Problem to work on: Gather all lines from the material that contain "this".

Records contained in a dataset:

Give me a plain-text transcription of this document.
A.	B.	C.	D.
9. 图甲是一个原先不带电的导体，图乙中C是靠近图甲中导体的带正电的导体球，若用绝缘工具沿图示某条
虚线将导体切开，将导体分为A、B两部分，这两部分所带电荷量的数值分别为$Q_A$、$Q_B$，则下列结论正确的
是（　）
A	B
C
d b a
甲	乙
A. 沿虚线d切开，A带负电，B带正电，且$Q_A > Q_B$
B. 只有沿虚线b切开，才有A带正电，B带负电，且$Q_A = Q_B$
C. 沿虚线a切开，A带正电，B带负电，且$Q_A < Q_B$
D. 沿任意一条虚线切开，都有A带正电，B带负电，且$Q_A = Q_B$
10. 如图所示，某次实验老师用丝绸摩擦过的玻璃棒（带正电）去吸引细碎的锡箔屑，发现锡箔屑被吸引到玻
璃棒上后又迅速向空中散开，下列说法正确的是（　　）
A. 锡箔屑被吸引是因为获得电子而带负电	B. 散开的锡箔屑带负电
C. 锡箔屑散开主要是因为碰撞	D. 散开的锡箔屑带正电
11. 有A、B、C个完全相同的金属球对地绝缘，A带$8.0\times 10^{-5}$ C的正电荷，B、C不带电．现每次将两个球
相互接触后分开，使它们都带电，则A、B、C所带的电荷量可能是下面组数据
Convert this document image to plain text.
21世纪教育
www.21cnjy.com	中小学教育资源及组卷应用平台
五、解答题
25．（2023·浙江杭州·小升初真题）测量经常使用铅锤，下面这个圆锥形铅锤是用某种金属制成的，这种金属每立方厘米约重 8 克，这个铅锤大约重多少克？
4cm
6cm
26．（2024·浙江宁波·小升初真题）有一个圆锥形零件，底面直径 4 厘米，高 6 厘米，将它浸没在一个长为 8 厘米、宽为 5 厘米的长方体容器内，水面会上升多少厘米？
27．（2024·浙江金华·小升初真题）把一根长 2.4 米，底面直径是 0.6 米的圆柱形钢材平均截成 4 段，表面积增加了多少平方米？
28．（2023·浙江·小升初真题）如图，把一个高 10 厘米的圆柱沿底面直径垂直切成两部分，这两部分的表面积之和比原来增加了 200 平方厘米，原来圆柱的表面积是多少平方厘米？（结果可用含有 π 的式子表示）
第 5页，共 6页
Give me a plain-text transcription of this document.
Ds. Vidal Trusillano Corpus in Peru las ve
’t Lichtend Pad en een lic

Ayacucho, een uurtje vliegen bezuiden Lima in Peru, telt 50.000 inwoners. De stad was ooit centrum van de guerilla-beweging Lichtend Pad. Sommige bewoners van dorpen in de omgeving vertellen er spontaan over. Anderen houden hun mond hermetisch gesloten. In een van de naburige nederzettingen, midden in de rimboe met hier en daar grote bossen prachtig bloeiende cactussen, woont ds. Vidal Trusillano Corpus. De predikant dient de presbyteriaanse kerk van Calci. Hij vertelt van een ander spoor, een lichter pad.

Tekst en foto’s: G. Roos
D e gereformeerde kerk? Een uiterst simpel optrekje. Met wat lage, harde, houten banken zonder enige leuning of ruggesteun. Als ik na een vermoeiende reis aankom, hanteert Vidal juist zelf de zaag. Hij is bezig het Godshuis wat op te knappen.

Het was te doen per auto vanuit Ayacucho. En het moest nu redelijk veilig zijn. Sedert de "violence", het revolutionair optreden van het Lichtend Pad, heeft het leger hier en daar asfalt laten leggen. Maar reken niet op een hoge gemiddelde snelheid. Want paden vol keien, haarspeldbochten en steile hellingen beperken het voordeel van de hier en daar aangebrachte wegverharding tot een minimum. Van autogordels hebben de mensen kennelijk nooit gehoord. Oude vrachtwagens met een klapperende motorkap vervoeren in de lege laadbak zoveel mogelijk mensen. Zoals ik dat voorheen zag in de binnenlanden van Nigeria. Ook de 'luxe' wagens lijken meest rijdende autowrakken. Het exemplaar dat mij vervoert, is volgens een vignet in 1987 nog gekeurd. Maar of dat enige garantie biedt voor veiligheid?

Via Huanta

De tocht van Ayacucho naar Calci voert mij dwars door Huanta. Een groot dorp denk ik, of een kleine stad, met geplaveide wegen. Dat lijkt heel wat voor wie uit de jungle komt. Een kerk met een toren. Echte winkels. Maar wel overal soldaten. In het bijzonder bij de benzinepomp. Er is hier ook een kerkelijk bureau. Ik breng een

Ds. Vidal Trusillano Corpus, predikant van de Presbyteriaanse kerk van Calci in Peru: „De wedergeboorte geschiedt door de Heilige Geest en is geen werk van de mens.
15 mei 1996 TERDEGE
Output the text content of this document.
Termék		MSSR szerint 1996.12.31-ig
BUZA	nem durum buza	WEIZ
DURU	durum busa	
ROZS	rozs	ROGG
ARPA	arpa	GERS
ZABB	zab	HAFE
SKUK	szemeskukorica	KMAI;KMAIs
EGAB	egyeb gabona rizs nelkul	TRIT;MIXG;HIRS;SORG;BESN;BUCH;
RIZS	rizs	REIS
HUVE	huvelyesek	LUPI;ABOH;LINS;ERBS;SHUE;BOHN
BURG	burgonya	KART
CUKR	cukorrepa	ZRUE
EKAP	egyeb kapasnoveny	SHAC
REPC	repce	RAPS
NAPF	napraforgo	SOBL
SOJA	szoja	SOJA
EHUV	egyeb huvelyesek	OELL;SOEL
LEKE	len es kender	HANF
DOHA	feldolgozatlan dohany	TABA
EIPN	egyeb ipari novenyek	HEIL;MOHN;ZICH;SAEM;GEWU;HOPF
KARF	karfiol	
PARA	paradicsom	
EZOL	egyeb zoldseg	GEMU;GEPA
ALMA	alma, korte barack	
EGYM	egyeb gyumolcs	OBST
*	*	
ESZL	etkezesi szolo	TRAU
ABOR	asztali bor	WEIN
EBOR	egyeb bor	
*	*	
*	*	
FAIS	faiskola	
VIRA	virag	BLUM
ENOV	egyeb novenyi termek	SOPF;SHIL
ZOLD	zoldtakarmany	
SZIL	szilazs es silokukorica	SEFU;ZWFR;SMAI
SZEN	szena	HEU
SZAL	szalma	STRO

Result of the exercise:
Give me a plain-text transcription of this document.
Convert this document image to plain text.
Give me a plain-text transcription of this document.
Output the text content of this document.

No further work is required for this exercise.